Exercise goal =
Reading down the listing below, count the lines where the word "with" shows up, then give only that count.

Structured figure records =
------------------------

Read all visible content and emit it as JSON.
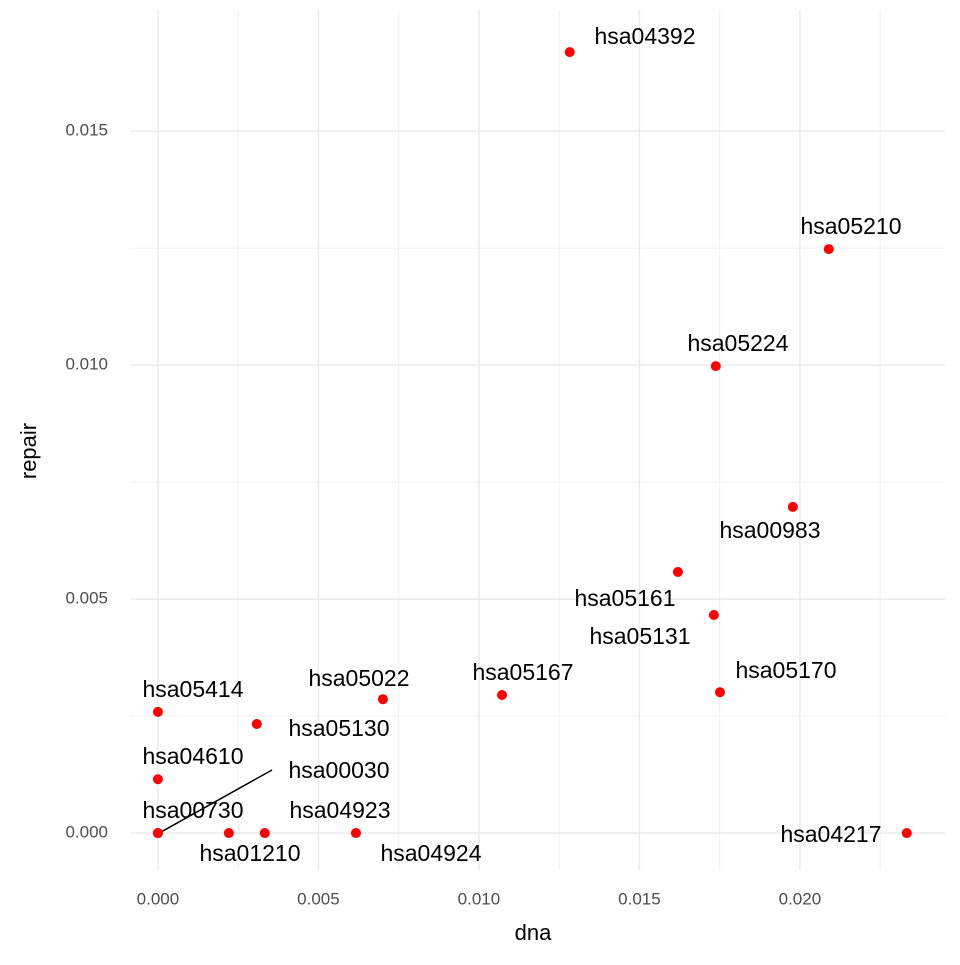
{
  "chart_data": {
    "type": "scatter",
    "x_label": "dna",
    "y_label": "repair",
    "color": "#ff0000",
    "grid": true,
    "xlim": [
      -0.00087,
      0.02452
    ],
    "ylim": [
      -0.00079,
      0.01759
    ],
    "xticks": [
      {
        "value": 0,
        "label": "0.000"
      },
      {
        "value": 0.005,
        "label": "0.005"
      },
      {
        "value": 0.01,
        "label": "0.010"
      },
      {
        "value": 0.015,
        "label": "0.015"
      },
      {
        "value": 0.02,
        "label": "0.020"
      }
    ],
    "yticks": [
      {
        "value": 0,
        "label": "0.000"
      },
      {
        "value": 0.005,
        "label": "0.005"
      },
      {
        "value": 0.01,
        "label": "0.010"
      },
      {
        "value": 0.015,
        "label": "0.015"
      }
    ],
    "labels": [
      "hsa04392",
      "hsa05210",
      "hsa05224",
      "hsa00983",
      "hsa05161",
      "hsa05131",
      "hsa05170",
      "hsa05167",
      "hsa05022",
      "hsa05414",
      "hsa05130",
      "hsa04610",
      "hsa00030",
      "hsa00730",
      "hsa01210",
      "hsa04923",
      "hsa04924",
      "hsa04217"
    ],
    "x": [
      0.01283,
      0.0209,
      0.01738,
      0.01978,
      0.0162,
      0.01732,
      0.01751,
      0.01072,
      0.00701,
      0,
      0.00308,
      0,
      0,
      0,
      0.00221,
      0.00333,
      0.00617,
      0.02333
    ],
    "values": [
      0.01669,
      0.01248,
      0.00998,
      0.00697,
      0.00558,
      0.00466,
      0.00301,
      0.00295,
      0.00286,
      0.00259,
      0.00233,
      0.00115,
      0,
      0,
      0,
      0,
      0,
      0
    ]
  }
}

------------------------

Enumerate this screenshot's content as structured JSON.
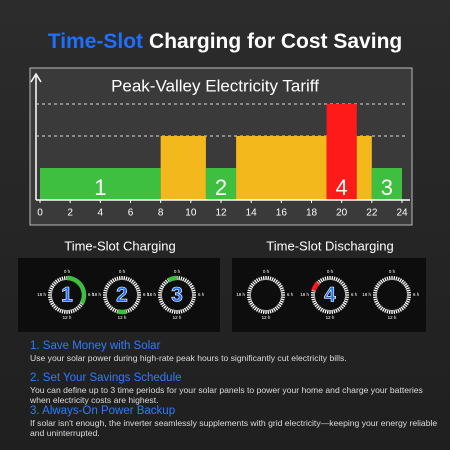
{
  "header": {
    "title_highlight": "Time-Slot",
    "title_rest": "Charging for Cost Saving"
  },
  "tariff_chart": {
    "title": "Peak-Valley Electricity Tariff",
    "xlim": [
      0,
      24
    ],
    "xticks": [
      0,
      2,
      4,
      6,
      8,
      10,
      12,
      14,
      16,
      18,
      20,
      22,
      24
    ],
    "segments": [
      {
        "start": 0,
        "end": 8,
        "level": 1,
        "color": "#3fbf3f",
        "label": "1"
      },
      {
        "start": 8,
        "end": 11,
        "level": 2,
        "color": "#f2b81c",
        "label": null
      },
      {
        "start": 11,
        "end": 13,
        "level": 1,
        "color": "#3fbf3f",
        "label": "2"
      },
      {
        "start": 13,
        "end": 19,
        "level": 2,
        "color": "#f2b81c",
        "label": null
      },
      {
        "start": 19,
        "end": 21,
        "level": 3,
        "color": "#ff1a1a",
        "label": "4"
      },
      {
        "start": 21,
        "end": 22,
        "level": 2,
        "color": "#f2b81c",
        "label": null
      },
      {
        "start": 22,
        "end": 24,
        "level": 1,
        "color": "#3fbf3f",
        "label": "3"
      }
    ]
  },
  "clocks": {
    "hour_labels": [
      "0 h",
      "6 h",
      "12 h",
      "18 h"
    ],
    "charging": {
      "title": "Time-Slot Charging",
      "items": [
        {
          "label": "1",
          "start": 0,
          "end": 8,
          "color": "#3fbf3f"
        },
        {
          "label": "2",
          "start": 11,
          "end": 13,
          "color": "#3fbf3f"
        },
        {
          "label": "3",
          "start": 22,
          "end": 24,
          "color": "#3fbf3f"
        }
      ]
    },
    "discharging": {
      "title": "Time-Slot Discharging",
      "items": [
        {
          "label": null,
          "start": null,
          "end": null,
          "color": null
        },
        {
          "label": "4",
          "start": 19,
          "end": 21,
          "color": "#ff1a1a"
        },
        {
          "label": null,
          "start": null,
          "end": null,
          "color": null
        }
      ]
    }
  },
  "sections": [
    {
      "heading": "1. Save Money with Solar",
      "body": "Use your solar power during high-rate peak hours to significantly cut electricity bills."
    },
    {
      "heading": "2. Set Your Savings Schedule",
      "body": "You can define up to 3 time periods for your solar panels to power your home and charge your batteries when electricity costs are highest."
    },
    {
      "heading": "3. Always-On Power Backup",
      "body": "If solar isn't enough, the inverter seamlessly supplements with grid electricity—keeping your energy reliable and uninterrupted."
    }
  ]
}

------------------------

Result for this task =
2